-- DATA FOR THIS EXERCISE --
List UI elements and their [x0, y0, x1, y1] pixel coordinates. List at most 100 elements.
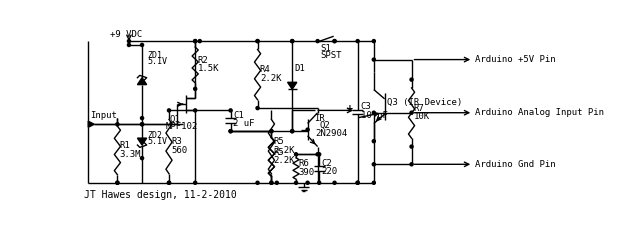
Text: SPST: SPST	[320, 51, 341, 60]
Circle shape	[306, 128, 309, 131]
Circle shape	[333, 39, 336, 43]
Circle shape	[270, 181, 273, 184]
Circle shape	[372, 181, 375, 184]
Circle shape	[229, 130, 232, 133]
Circle shape	[316, 153, 319, 156]
Text: 2 uF: 2 uF	[233, 119, 254, 128]
Text: C3: C3	[361, 102, 372, 111]
Circle shape	[141, 123, 144, 126]
Text: 560: 560	[171, 146, 187, 155]
Circle shape	[270, 130, 273, 133]
Circle shape	[141, 157, 144, 160]
Circle shape	[141, 116, 144, 120]
Text: 5.1V: 5.1V	[148, 137, 167, 146]
Circle shape	[316, 39, 319, 43]
Circle shape	[194, 39, 197, 43]
Circle shape	[372, 58, 375, 61]
Text: R7: R7	[414, 104, 425, 113]
Text: R6: R6	[298, 159, 309, 168]
Circle shape	[372, 39, 375, 43]
Circle shape	[167, 109, 170, 112]
Text: ZD1: ZD1	[148, 51, 162, 60]
Circle shape	[275, 181, 278, 184]
Circle shape	[127, 43, 131, 47]
Circle shape	[256, 39, 259, 43]
Circle shape	[141, 123, 144, 126]
Circle shape	[356, 181, 359, 184]
Text: 10K: 10K	[414, 112, 430, 121]
Circle shape	[194, 39, 197, 43]
Text: 2.2K: 2.2K	[274, 156, 295, 165]
Text: JT Hawes design, 11-2-2010: JT Hawes design, 11-2-2010	[85, 190, 237, 200]
Text: 2.2K: 2.2K	[260, 74, 281, 83]
Text: R5: R5	[274, 148, 285, 157]
Circle shape	[127, 39, 131, 43]
Text: D1: D1	[295, 64, 305, 73]
Circle shape	[295, 181, 298, 184]
Text: 10 uF: 10 uF	[361, 111, 387, 120]
Circle shape	[229, 130, 232, 133]
Text: Q2: Q2	[320, 121, 331, 130]
Circle shape	[410, 145, 413, 148]
Circle shape	[291, 39, 294, 43]
Text: +: +	[347, 103, 353, 113]
Circle shape	[317, 181, 321, 184]
Circle shape	[295, 153, 298, 156]
Circle shape	[410, 111, 413, 114]
Text: S1: S1	[320, 44, 331, 53]
Polygon shape	[288, 82, 297, 89]
Circle shape	[116, 123, 119, 126]
Text: Arduino +5V Pin: Arduino +5V Pin	[475, 55, 555, 64]
Text: 1.5K: 1.5K	[198, 64, 219, 73]
Circle shape	[317, 153, 321, 156]
Circle shape	[194, 181, 197, 184]
Circle shape	[256, 39, 259, 43]
Circle shape	[256, 106, 259, 110]
Circle shape	[291, 39, 294, 43]
Polygon shape	[138, 138, 146, 145]
Text: C1: C1	[233, 111, 244, 120]
Text: MPF102: MPF102	[165, 122, 198, 131]
Text: R5: R5	[274, 138, 285, 146]
Text: ZD2: ZD2	[148, 131, 162, 140]
Text: R2: R2	[198, 56, 208, 65]
Text: 220: 220	[321, 167, 338, 176]
Circle shape	[256, 181, 259, 184]
Polygon shape	[138, 78, 146, 85]
Circle shape	[356, 181, 359, 184]
Circle shape	[333, 181, 336, 184]
Circle shape	[141, 43, 144, 47]
Circle shape	[372, 163, 375, 166]
Text: Q1: Q1	[169, 115, 180, 124]
Circle shape	[291, 130, 294, 133]
Text: Q3 (IR Device): Q3 (IR Device)	[387, 98, 462, 107]
Text: R3: R3	[171, 138, 182, 146]
Text: +9 VDC: +9 VDC	[110, 30, 142, 39]
Circle shape	[270, 181, 273, 184]
Polygon shape	[88, 121, 94, 127]
Text: R1: R1	[119, 141, 130, 150]
Circle shape	[116, 181, 119, 184]
Text: Input: Input	[90, 111, 117, 120]
Circle shape	[291, 130, 294, 133]
Circle shape	[410, 163, 413, 166]
Circle shape	[194, 87, 197, 90]
Circle shape	[198, 39, 201, 43]
Circle shape	[270, 130, 273, 133]
Circle shape	[372, 111, 375, 114]
Circle shape	[167, 181, 170, 184]
Text: Arduino Analog Input Pin: Arduino Analog Input Pin	[475, 108, 604, 117]
Text: 2.2K: 2.2K	[274, 146, 295, 155]
Circle shape	[333, 39, 336, 43]
Circle shape	[372, 140, 375, 143]
Circle shape	[306, 181, 309, 184]
Circle shape	[410, 78, 413, 81]
Text: C2: C2	[321, 159, 332, 168]
Text: 390: 390	[298, 168, 314, 177]
Text: IR: IR	[314, 114, 324, 123]
Text: Arduino Gnd Pin: Arduino Gnd Pin	[475, 160, 555, 169]
Text: 2N2904: 2N2904	[316, 129, 348, 138]
Circle shape	[356, 39, 359, 43]
Text: R4: R4	[260, 65, 271, 74]
Circle shape	[229, 109, 232, 112]
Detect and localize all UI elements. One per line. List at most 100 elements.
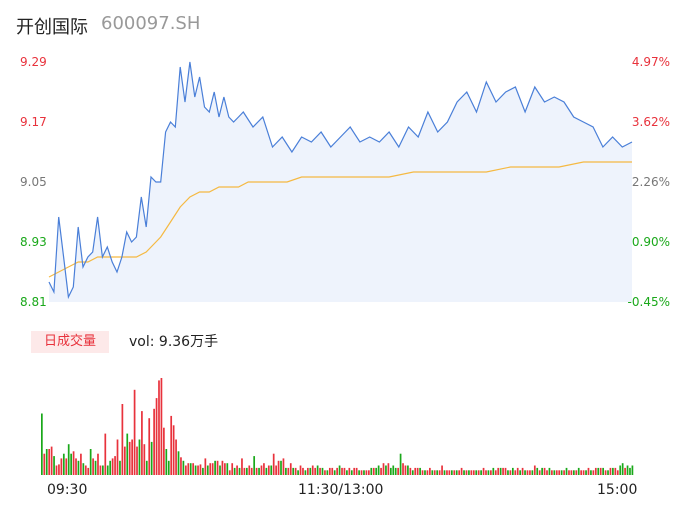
volume-bar (570, 470, 573, 475)
volume-bar (360, 470, 363, 475)
volume-bar (45, 449, 48, 475)
volume-bar (148, 418, 151, 475)
volume-bar (92, 458, 94, 475)
volume-bar (202, 467, 204, 475)
volume-bar (275, 465, 277, 475)
volume-bar (294, 467, 297, 475)
volume-bar (241, 458, 243, 475)
y-tick-left-1: 9.17 (20, 115, 47, 129)
volume-bar (533, 465, 536, 475)
volume-bar (304, 470, 307, 475)
volume-bar (397, 467, 399, 475)
volume-bar (84, 465, 87, 475)
volume-bar (585, 470, 587, 475)
volume-tag[interactable]: 日成交量 (31, 331, 109, 353)
volume-bar (558, 470, 561, 475)
volume-bar (177, 451, 180, 475)
volume-bar (272, 453, 275, 475)
volume-bar (221, 460, 224, 475)
volume-bar (531, 470, 534, 475)
volume-bar (326, 470, 329, 475)
volume-bar (436, 470, 439, 475)
volume-bar (150, 441, 153, 475)
volume-bar (77, 460, 80, 475)
volume-bar (612, 467, 614, 475)
volume-bar (580, 470, 583, 475)
volume-bar (226, 463, 229, 475)
volume-bar (126, 433, 129, 475)
volume-bar (443, 470, 446, 475)
volume-bar (624, 467, 626, 475)
volume-bar (572, 470, 575, 475)
volume-bar (446, 470, 448, 475)
volume-bar (333, 470, 336, 475)
volume-bar (382, 463, 385, 475)
volume-bar (155, 398, 158, 475)
volume-bar (438, 470, 441, 475)
volume-bar (399, 453, 402, 475)
volume-bar (387, 463, 390, 475)
volume-bar (116, 439, 119, 475)
volume-bar (450, 470, 453, 475)
volume-bar (172, 425, 175, 475)
volume-bar (590, 470, 592, 475)
volume-bar (455, 470, 458, 475)
volume-bar (231, 463, 234, 475)
volume-bar (182, 460, 185, 475)
volume-bar (468, 470, 470, 475)
volume-bar (429, 467, 431, 475)
volume-bar (526, 470, 529, 475)
y-tick-left-2: 9.05 (20, 175, 47, 189)
volume-bar (287, 467, 290, 475)
volume-bar (465, 470, 468, 475)
volume-bar (565, 467, 568, 475)
volume-bar (350, 470, 353, 475)
volume-bar (65, 458, 68, 475)
volume-bar (441, 465, 443, 475)
volume-bar (341, 467, 343, 475)
volume-bar (121, 404, 124, 475)
volume-bar (163, 427, 165, 475)
volume-bar (389, 467, 392, 475)
x-tick-0: 09:30 (47, 482, 88, 498)
volume-bar (358, 470, 360, 475)
volume-bar (338, 465, 341, 475)
volume-bar (511, 467, 514, 475)
volume-bar (292, 467, 295, 475)
volume-bar (416, 467, 419, 475)
volume-bar (41, 413, 43, 475)
volume-bar (548, 467, 551, 475)
volume-bar (197, 465, 199, 475)
volume-bar (307, 467, 309, 475)
volume-bar (355, 467, 358, 475)
volume-bar (375, 467, 378, 475)
volume-bar (199, 464, 202, 475)
volume-bar (58, 464, 60, 475)
volume-bar (621, 463, 624, 475)
volume-bar (238, 467, 241, 475)
volume-bar (267, 465, 270, 475)
volume-bar (404, 465, 407, 475)
volume-bar (248, 465, 251, 475)
volume-bar (43, 453, 46, 475)
volume-bar (480, 470, 482, 475)
volume-bar (245, 467, 248, 475)
volume-bar (336, 467, 338, 475)
volume-bar (82, 463, 85, 475)
volume-bar (158, 380, 160, 475)
volume-bar (206, 465, 209, 475)
volume-bar (507, 470, 509, 475)
volume-bar (194, 465, 197, 475)
volume-bar (209, 463, 212, 475)
volume-bar (143, 444, 146, 475)
volume-bar (67, 444, 70, 475)
volume-bar (253, 456, 256, 475)
volume-bar (560, 470, 563, 475)
volume-bar (277, 460, 280, 475)
volume-bar (546, 470, 548, 475)
volume-bar (453, 470, 456, 475)
volume-bar (538, 470, 541, 475)
volume-bar (421, 470, 424, 475)
volume-bar (224, 463, 226, 475)
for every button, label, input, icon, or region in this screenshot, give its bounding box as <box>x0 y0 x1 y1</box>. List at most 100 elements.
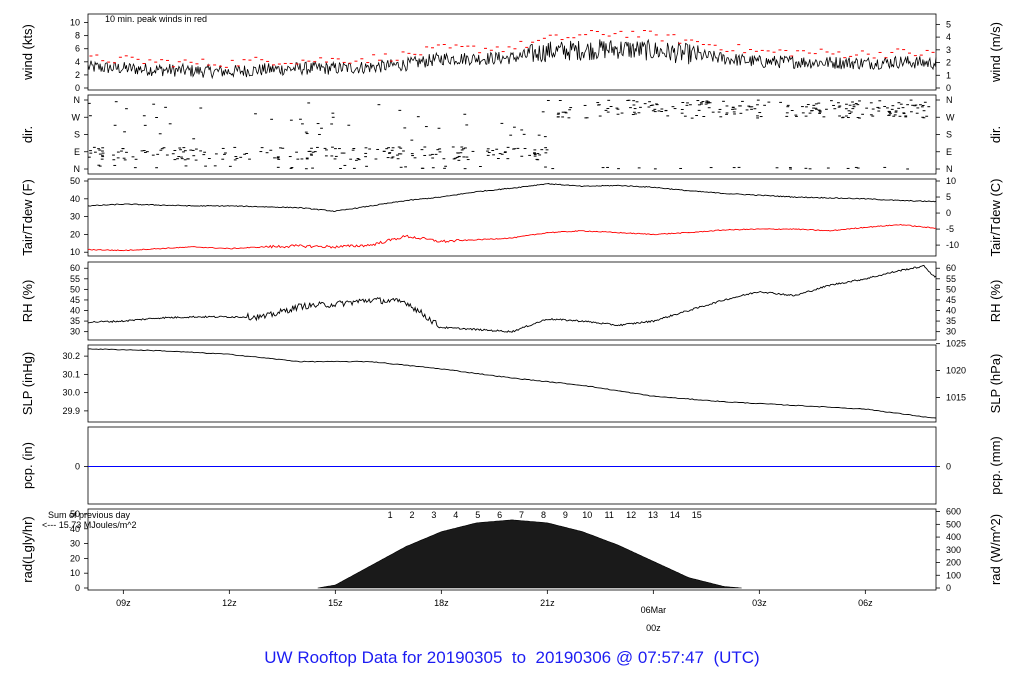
y-tick-label-left-wind: 8 <box>75 31 80 41</box>
x-tick-label: 12z <box>222 598 237 608</box>
y-tick-label-left-slp: 30.1 <box>62 369 80 379</box>
y-tick-label-left-wind: 2 <box>75 70 80 80</box>
rad-hour-label: 4 <box>453 510 458 520</box>
ylabel-temp-right: Tair/Tdew (C) <box>988 178 1003 256</box>
rad-hour-label: 14 <box>670 510 680 520</box>
air-temp-line <box>87 183 937 212</box>
footer-title: UW Rooftop Data for 20190305 to 20190306… <box>264 648 760 667</box>
ylabel-dir-left: dir. <box>20 126 35 143</box>
y-tick-label-right-rh: 50 <box>946 284 956 294</box>
ylabel-pcp-left: pcp. (in) <box>20 442 35 489</box>
y-tick-label-right-dir: E <box>946 147 952 157</box>
y-tick-label-right-temp: 0 <box>946 208 951 218</box>
panel-frame-wind <box>87 13 937 91</box>
y-tick-label-right-rad: 0 <box>946 583 951 593</box>
y-tick-label-right-wind: 5 <box>946 19 951 29</box>
y-tick-label-right-temp: 5 <box>946 192 951 202</box>
y-tick-label-left-rh: 45 <box>70 295 80 305</box>
y-tick-label-left-dir: E <box>74 147 80 157</box>
y-tick-label-right-temp: -5 <box>946 224 954 234</box>
y-tick-label-right-slp: 1025 <box>946 339 966 349</box>
y-tick-label-left-dir: N <box>74 95 81 105</box>
series-layer <box>87 30 937 589</box>
y-tick-label-left-wind: 0 <box>75 83 80 93</box>
y-tick-label-right-wind: 1 <box>946 70 951 80</box>
x-tick-label: 15z <box>328 598 343 608</box>
y-tick-label-left-slp: 30.2 <box>62 351 80 361</box>
y-tick-label-right-dir: N <box>946 164 953 174</box>
x-tick-label: 06z <box>858 598 873 608</box>
rad-hour-label: 10 <box>582 510 592 520</box>
y-tick-label-right-slp: 1015 <box>946 393 966 403</box>
dew-point-line <box>87 224 937 252</box>
y-tick-label-right-rh: 30 <box>946 327 956 337</box>
date-sub-label: 00z <box>646 623 661 633</box>
y-tick-label-right-rad: 100 <box>946 570 961 580</box>
x-tick-label: 03z <box>752 598 767 608</box>
x-tick-label: 09z <box>116 598 131 608</box>
y-tick-label-left-wind: 6 <box>75 44 80 54</box>
wind-annotation: 10 min. peak winds in red <box>105 14 207 24</box>
y-tick-label-right-rad: 200 <box>946 558 961 568</box>
rad-hour-label: 2 <box>409 510 414 520</box>
y-tick-label-left-rad: 10 <box>70 568 80 578</box>
y-tick-label-left-dir: N <box>74 164 81 174</box>
y-tick-label-right-wind: 3 <box>946 45 951 55</box>
y-tick-label-right-temp: 10 <box>946 176 956 186</box>
y-tick-label-left-rh: 55 <box>70 274 80 284</box>
y-tick-label-right-rad: 600 <box>946 507 961 517</box>
y-tick-label-left-dir: W <box>72 112 81 122</box>
radiation-area <box>317 519 742 589</box>
ylabel-rad-left: rad(Lgly/hr) <box>20 516 35 582</box>
panel-frames <box>87 13 937 591</box>
y-tick-label-left-rh: 50 <box>70 284 80 294</box>
ylabel-dir-right: dir. <box>988 126 1003 143</box>
ylabel-pcp-right: pcp. (mm) <box>988 436 1003 495</box>
rad-hour-label: 15 <box>692 510 702 520</box>
y-tick-label-right-dir: W <box>946 112 955 122</box>
rad-hour-label: 6 <box>497 510 502 520</box>
labels-layer: wind (kts) wind (m/s) 10 min. peak winds i… <box>20 14 1003 633</box>
y-tick-label-left-rad: 20 <box>70 553 80 563</box>
y-tick-label-left-rh: 30 <box>70 327 80 337</box>
rad-sum-value: <--- 15.73 MJoules/m^2 <box>42 520 137 530</box>
rad-hour-label: 3 <box>431 510 436 520</box>
wind-speed-line <box>87 38 937 80</box>
x-tick-label: 21z <box>540 598 555 608</box>
rad-hour-label: 8 <box>541 510 546 520</box>
y-tick-label-right-wind: 2 <box>946 58 951 68</box>
rad-hour-label: 11 <box>604 510 613 520</box>
y-tick-label-right-dir: S <box>946 130 952 140</box>
rh-line <box>87 264 937 333</box>
y-tick-label-left-pcp: 0 <box>75 462 80 472</box>
y-tick-label-left-temp: 20 <box>70 229 80 239</box>
ylabel-slp-left: SLP (inHg) <box>20 352 35 415</box>
y-tick-label-left-rad: 50 <box>70 509 80 519</box>
y-tick-label-left-rh: 35 <box>70 316 80 326</box>
y-tick-label-left-rad: 40 <box>70 524 80 534</box>
panel-frame-slp <box>87 344 937 423</box>
y-tick-label-left-rh: 40 <box>70 306 80 316</box>
y-tick-label-right-slp: 1020 <box>946 366 966 376</box>
y-tick-label-left-wind: 10 <box>70 18 80 28</box>
date-label: 06Mar <box>641 605 667 615</box>
ylabel-temp-left: Tair/Tdew (F) <box>20 179 35 256</box>
y-tick-label-right-rh: 55 <box>946 274 956 284</box>
y-tick-label-left-slp: 29.9 <box>62 406 80 416</box>
y-tick-label-left-wind: 4 <box>75 57 80 67</box>
y-tick-label-left-rh: 60 <box>70 263 80 273</box>
y-tick-label-right-wind: 4 <box>946 32 951 42</box>
rad-hour-label: 1 <box>388 510 393 520</box>
y-tick-label-right-rad: 500 <box>946 519 961 529</box>
rad-hour-label: 9 <box>563 510 568 520</box>
y-tick-label-right-rh: 40 <box>946 306 956 316</box>
panel-frame-temp <box>87 178 937 257</box>
y-tick-label-right-temp: -10 <box>946 240 959 250</box>
rad-hour-label: 5 <box>475 510 480 520</box>
y-tick-label-right-rh: 60 <box>946 263 956 273</box>
ylabel-rh-right: RH (%) <box>988 280 1003 323</box>
y-tick-label-left-rad: 0 <box>75 583 80 593</box>
y-tick-label-right-rh: 45 <box>946 295 956 305</box>
y-tick-label-right-wind: 0 <box>946 83 951 93</box>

-- EXERCISE INSTRUCTIONS --
Can you rewrite the part that opens with the line containing "volume-bar (570, 470, 573, 475)" and closes with the line containing "volume-bar (77, 460, 80, 475)", swapping "volume-bar" for "vol-bar" and keeping everything else the same?

-- RESULT OF THE TASK --
vol-bar (570, 470, 573, 475)
vol-bar (360, 470, 363, 475)
vol-bar (45, 449, 48, 475)
vol-bar (148, 418, 151, 475)
vol-bar (92, 458, 94, 475)
vol-bar (202, 467, 204, 475)
vol-bar (275, 465, 277, 475)
vol-bar (294, 467, 297, 475)
vol-bar (241, 458, 243, 475)
y-tick-left-1: 9.17 (20, 115, 47, 129)
vol-bar (533, 465, 536, 475)
vol-bar (304, 470, 307, 475)
vol-bar (397, 467, 399, 475)
vol-bar (84, 465, 87, 475)
vol-bar (585, 470, 587, 475)
volume-tag[interactable]: 日成交量 (31, 331, 109, 353)
vol-bar (558, 470, 561, 475)
vol-bar (177, 451, 180, 475)
vol-bar (272, 453, 275, 475)
vol-bar (221, 460, 224, 475)
vol-bar (531, 470, 534, 475)
vol-bar (326, 470, 329, 475)
vol-bar (436, 470, 439, 475)
vol-bar (150, 441, 153, 475)
vol-bar (77, 460, 80, 475)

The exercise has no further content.